§ **Supplied data**

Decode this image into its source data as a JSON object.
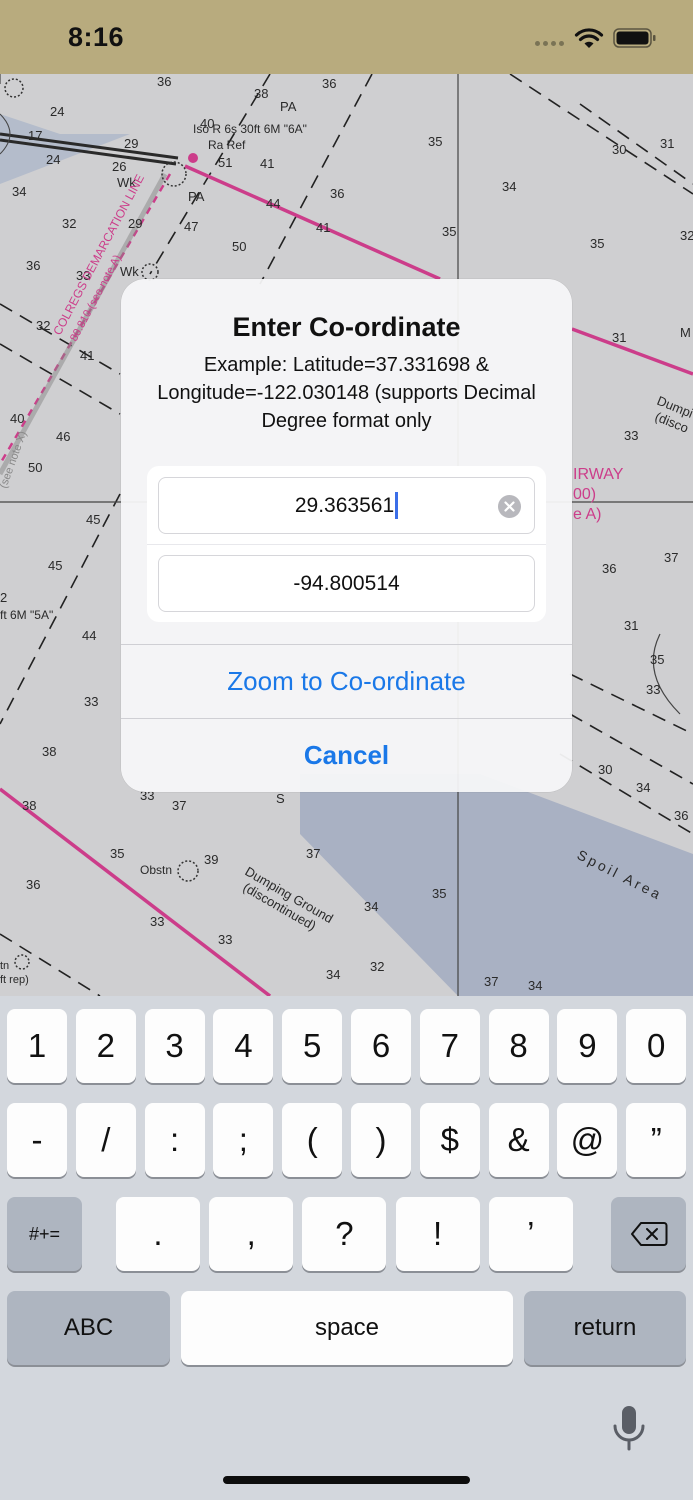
{
  "status_bar": {
    "time": "8:16"
  },
  "chart": {
    "soundings": [
      "36",
      "24",
      "38",
      "36",
      "PA",
      "17",
      "29",
      "40",
      "24",
      "26",
      "Wk",
      "51",
      "41",
      "35",
      "34",
      "34",
      "32",
      "29",
      "PA",
      "47",
      "44",
      "36",
      "31",
      "30",
      "35",
      "36",
      "33",
      "Wk",
      "50",
      "41",
      "35",
      "32",
      "31",
      "32",
      "41",
      "40",
      "46",
      "50",
      "45",
      "45",
      "44",
      "33",
      "38",
      "38",
      "35",
      "36",
      "33",
      "33",
      "34",
      "32",
      "33",
      "37",
      "S",
      "39",
      "37",
      "35",
      "34",
      "37",
      "34",
      "33",
      "35",
      "33",
      "30",
      "34",
      "36",
      "37",
      "36",
      "31",
      "33",
      "33",
      "33"
    ],
    "labels": {
      "light": "Iso R 6s 30ft 6M \"6A\"",
      "ra_ref": "Ra Ref",
      "demarcation": "COLREGS DEMARCATION LINE",
      "demarcation_sub": "80.810 (see note A)",
      "see_note_x": "(see note X)",
      "dumping_ground": "Dumping Ground",
      "discontinued": "(discontinued)",
      "obstn": "Obstn",
      "spoil_area": "Spoil Area",
      "fairway": "IRWAY",
      "fairway_sub": "00)",
      "note_a": "e A)",
      "dumping_right": "Dumpi",
      "disco_right": "(disco",
      "sixa_left": "ft 6M \"5A\"",
      "two": "2",
      "tn": "tn",
      "ft_rep": "ft rep)",
      "m_right": "M"
    }
  },
  "dialog": {
    "title": "Enter Co-ordinate",
    "message": "Example: Latitude=37.331698 & Longitude=-122.030148 (supports Decimal Degree format only",
    "latitude_value": "29.363561",
    "longitude_value": "-94.800514",
    "zoom_button": "Zoom to Co-ordinate",
    "cancel_button": "Cancel"
  },
  "keyboard": {
    "row1": [
      "1",
      "2",
      "3",
      "4",
      "5",
      "6",
      "7",
      "8",
      "9",
      "0"
    ],
    "row2": [
      "-",
      "/",
      ":",
      ";",
      "(",
      ")",
      "$",
      "&",
      "@",
      "”"
    ],
    "row3": [
      ".",
      ",",
      "?",
      "!",
      "’"
    ],
    "more_symbols": "#+=",
    "abc": "ABC",
    "space": "space",
    "return": "return"
  },
  "colors": {
    "status_bar": "#b8ab7e",
    "accent_blue": "#1a78e8",
    "chart_magenta": "#cc3d8a",
    "keyboard_bg": "#d3d7dd"
  }
}
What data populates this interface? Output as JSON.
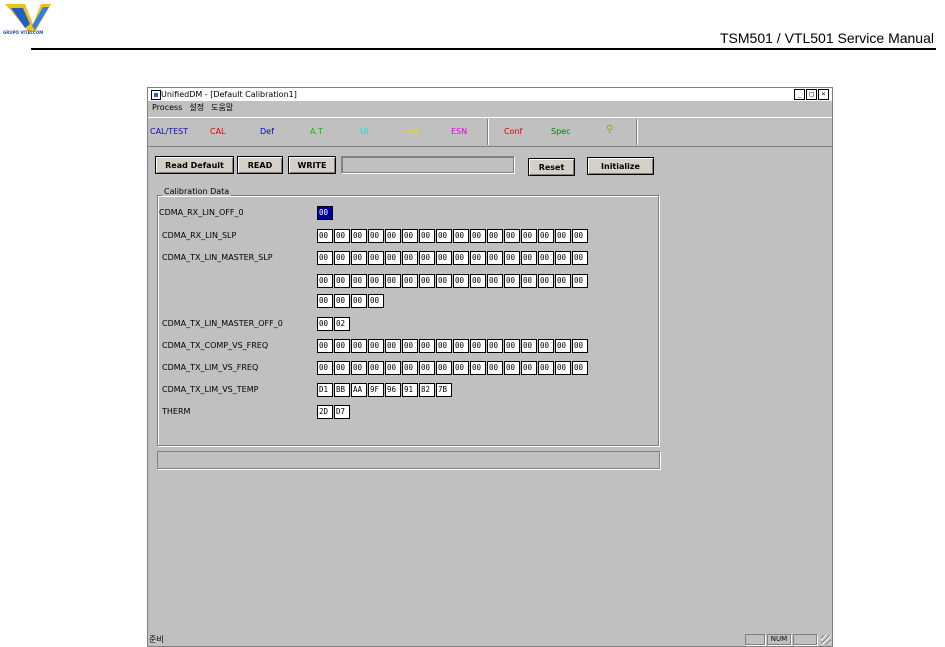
{
  "manual": {
    "logo_text": "GRUPO VITELCOM",
    "title": "TSM501 / VTL501 Service Manual"
  },
  "window": {
    "title": "UnifiedDM - [Default Calibration1]",
    "controls": [
      "_",
      "□",
      "×"
    ]
  },
  "menu": [
    "Process",
    "설정",
    "도움말"
  ],
  "toolbar": [
    {
      "label": "CAL/TEST",
      "color": "#1010a0"
    },
    {
      "label": "CAL",
      "color": "#e00000"
    },
    {
      "label": "Def",
      "color": "#0000d0"
    },
    {
      "label": "A.T",
      "color": "#00c000"
    },
    {
      "label": "UI",
      "color": "#00e0e0"
    },
    {
      "label": "mA",
      "color": "#e0e000"
    },
    {
      "label": "ESN",
      "color": "#e000e0"
    },
    {
      "label": "Conf",
      "color": "#e00000"
    },
    {
      "label": "Spec",
      "color": "#008000"
    }
  ],
  "toolbar_help_icon": "help-lightbulb-icon",
  "buttons": {
    "read_default": "Read Default",
    "read": "READ",
    "write": "WRITE",
    "reset": "Reset",
    "initialize": "Initialize"
  },
  "group_title": "Calibration Data",
  "rows": [
    {
      "label": "CDMA_RX_LIN_OFF_0",
      "cells": [
        "00"
      ]
    },
    {
      "label": "CDMA_RX_LIN_SLP",
      "cells": [
        "00",
        "00",
        "00",
        "00",
        "00",
        "00",
        "00",
        "00",
        "00",
        "00",
        "00",
        "00",
        "00",
        "00",
        "00",
        "00"
      ]
    },
    {
      "label": "CDMA_TX_LIN_MASTER_SLP",
      "cells": [
        "00",
        "00",
        "00",
        "00",
        "00",
        "00",
        "00",
        "00",
        "00",
        "00",
        "00",
        "00",
        "00",
        "00",
        "00",
        "00"
      ]
    },
    {
      "label": "",
      "cells": [
        "00",
        "00",
        "00",
        "00",
        "00",
        "00",
        "00",
        "00",
        "00",
        "00",
        "00",
        "00",
        "00",
        "00",
        "00",
        "00"
      ]
    },
    {
      "label": "",
      "cells": [
        "00",
        "00",
        "00",
        "00"
      ]
    },
    {
      "label": "CDMA_TX_LIN_MASTER_OFF_0",
      "cells": [
        "00",
        "02"
      ]
    },
    {
      "label": "CDMA_TX_COMP_VS_FREQ",
      "cells": [
        "00",
        "00",
        "00",
        "00",
        "00",
        "00",
        "00",
        "00",
        "00",
        "00",
        "00",
        "00",
        "00",
        "00",
        "00",
        "00"
      ]
    },
    {
      "label": "CDMA_TX_LIM_VS_FREQ",
      "cells": [
        "00",
        "00",
        "00",
        "00",
        "00",
        "00",
        "00",
        "00",
        "00",
        "00",
        "00",
        "00",
        "00",
        "00",
        "00",
        "00"
      ]
    },
    {
      "label": "CDMA_TX_LIM_VS_TEMP",
      "cells": [
        "D1",
        "BB",
        "AA",
        "9F",
        "96",
        "91",
        "82",
        "7B"
      ]
    },
    {
      "label": "THERM",
      "cells": [
        "2D",
        "D7"
      ]
    }
  ],
  "status": {
    "text": "준비",
    "num": "NUM"
  }
}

§ **Task prompt**
The records above must be echoed exactly, minus their pictures.

§ **Worked solution**
Decode this image into its source data as a JSON object.
{
  "status_bar": {
    "time": "8:16"
  },
  "chart": {
    "soundings": [
      "36",
      "24",
      "38",
      "36",
      "PA",
      "17",
      "29",
      "40",
      "24",
      "26",
      "Wk",
      "51",
      "41",
      "35",
      "34",
      "34",
      "32",
      "29",
      "PA",
      "47",
      "44",
      "36",
      "31",
      "30",
      "35",
      "36",
      "33",
      "Wk",
      "50",
      "41",
      "35",
      "32",
      "31",
      "32",
      "41",
      "40",
      "46",
      "50",
      "45",
      "45",
      "44",
      "33",
      "38",
      "38",
      "35",
      "36",
      "33",
      "33",
      "34",
      "32",
      "33",
      "37",
      "S",
      "39",
      "37",
      "35",
      "34",
      "37",
      "34",
      "33",
      "35",
      "33",
      "30",
      "34",
      "36",
      "37",
      "36",
      "31",
      "33",
      "33",
      "33"
    ],
    "labels": {
      "light": "Iso R 6s 30ft 6M \"6A\"",
      "ra_ref": "Ra Ref",
      "demarcation": "COLREGS DEMARCATION LINE",
      "demarcation_sub": "80.810 (see note A)",
      "see_note_x": "(see note X)",
      "dumping_ground": "Dumping Ground",
      "discontinued": "(discontinued)",
      "obstn": "Obstn",
      "spoil_area": "Spoil Area",
      "fairway": "IRWAY",
      "fairway_sub": "00)",
      "note_a": "e A)",
      "dumping_right": "Dumpi",
      "disco_right": "(disco",
      "sixa_left": "ft 6M \"5A\"",
      "two": "2",
      "tn": "tn",
      "ft_rep": "ft rep)",
      "m_right": "M"
    }
  },
  "dialog": {
    "title": "Enter Co-ordinate",
    "message": "Example: Latitude=37.331698 & Longitude=-122.030148 (supports Decimal Degree format only",
    "latitude_value": "29.363561",
    "longitude_value": "-94.800514",
    "zoom_button": "Zoom to Co-ordinate",
    "cancel_button": "Cancel"
  },
  "keyboard": {
    "row1": [
      "1",
      "2",
      "3",
      "4",
      "5",
      "6",
      "7",
      "8",
      "9",
      "0"
    ],
    "row2": [
      "-",
      "/",
      ":",
      ";",
      "(",
      ")",
      "$",
      "&",
      "@",
      "”"
    ],
    "row3": [
      ".",
      ",",
      "?",
      "!",
      "’"
    ],
    "more_symbols": "#+=",
    "abc": "ABC",
    "space": "space",
    "return": "return"
  },
  "colors": {
    "status_bar": "#b8ab7e",
    "accent_blue": "#1a78e8",
    "chart_magenta": "#cc3d8a",
    "keyboard_bg": "#d3d7dd"
  }
}
What data populates this interface? Output as JSON.
{
  "manual": {
    "logo_text": "GRUPO VITELCOM",
    "title": "TSM501 / VTL501 Service Manual"
  },
  "window": {
    "title": "UnifiedDM - [Default Calibration1]",
    "controls": [
      "_",
      "□",
      "×"
    ]
  },
  "menu": [
    "Process",
    "설정",
    "도움말"
  ],
  "toolbar": [
    {
      "label": "CAL/TEST",
      "color": "#1010a0"
    },
    {
      "label": "CAL",
      "color": "#e00000"
    },
    {
      "label": "Def",
      "color": "#0000d0"
    },
    {
      "label": "A.T",
      "color": "#00c000"
    },
    {
      "label": "UI",
      "color": "#00e0e0"
    },
    {
      "label": "mA",
      "color": "#e0e000"
    },
    {
      "label": "ESN",
      "color": "#e000e0"
    },
    {
      "label": "Conf",
      "color": "#e00000"
    },
    {
      "label": "Spec",
      "color": "#008000"
    }
  ],
  "toolbar_help_icon": "help-lightbulb-icon",
  "buttons": {
    "read_default": "Read Default",
    "read": "READ",
    "write": "WRITE",
    "reset": "Reset",
    "initialize": "Initialize"
  },
  "group_title": "Calibration Data",
  "rows": [
    {
      "label": "CDMA_RX_LIN_OFF_0",
      "cells": [
        "00"
      ]
    },
    {
      "label": "CDMA_RX_LIN_SLP",
      "cells": [
        "00",
        "00",
        "00",
        "00",
        "00",
        "00",
        "00",
        "00",
        "00",
        "00",
        "00",
        "00",
        "00",
        "00",
        "00",
        "00"
      ]
    },
    {
      "label": "CDMA_TX_LIN_MASTER_SLP",
      "cells": [
        "00",
        "00",
        "00",
        "00",
        "00",
        "00",
        "00",
        "00",
        "00",
        "00",
        "00",
        "00",
        "00",
        "00",
        "00",
        "00"
      ]
    },
    {
      "label": "",
      "cells": [
        "00",
        "00",
        "00",
        "00",
        "00",
        "00",
        "00",
        "00",
        "00",
        "00",
        "00",
        "00",
        "00",
        "00",
        "00",
        "00"
      ]
    },
    {
      "label": "",
      "cells": [
        "00",
        "00",
        "00",
        "00"
      ]
    },
    {
      "label": "CDMA_TX_LIN_MASTER_OFF_0",
      "cells": [
        "00",
        "02"
      ]
    },
    {
      "label": "CDMA_TX_COMP_VS_FREQ",
      "cells": [
        "00",
        "00",
        "00",
        "00",
        "00",
        "00",
        "00",
        "00",
        "00",
        "00",
        "00",
        "00",
        "00",
        "00",
        "00",
        "00"
      ]
    },
    {
      "label": "CDMA_TX_LIM_VS_FREQ",
      "cells": [
        "00",
        "00",
        "00",
        "00",
        "00",
        "00",
        "00",
        "00",
        "00",
        "00",
        "00",
        "00",
        "00",
        "00",
        "00",
        "00"
      ]
    },
    {
      "label": "CDMA_TX_LIM_VS_TEMP",
      "cells": [
        "D1",
        "BB",
        "AA",
        "9F",
        "96",
        "91",
        "82",
        "7B"
      ]
    },
    {
      "label": "THERM",
      "cells": [
        "2D",
        "D7"
      ]
    }
  ],
  "status": {
    "text": "준비",
    "num": "NUM"
  }
}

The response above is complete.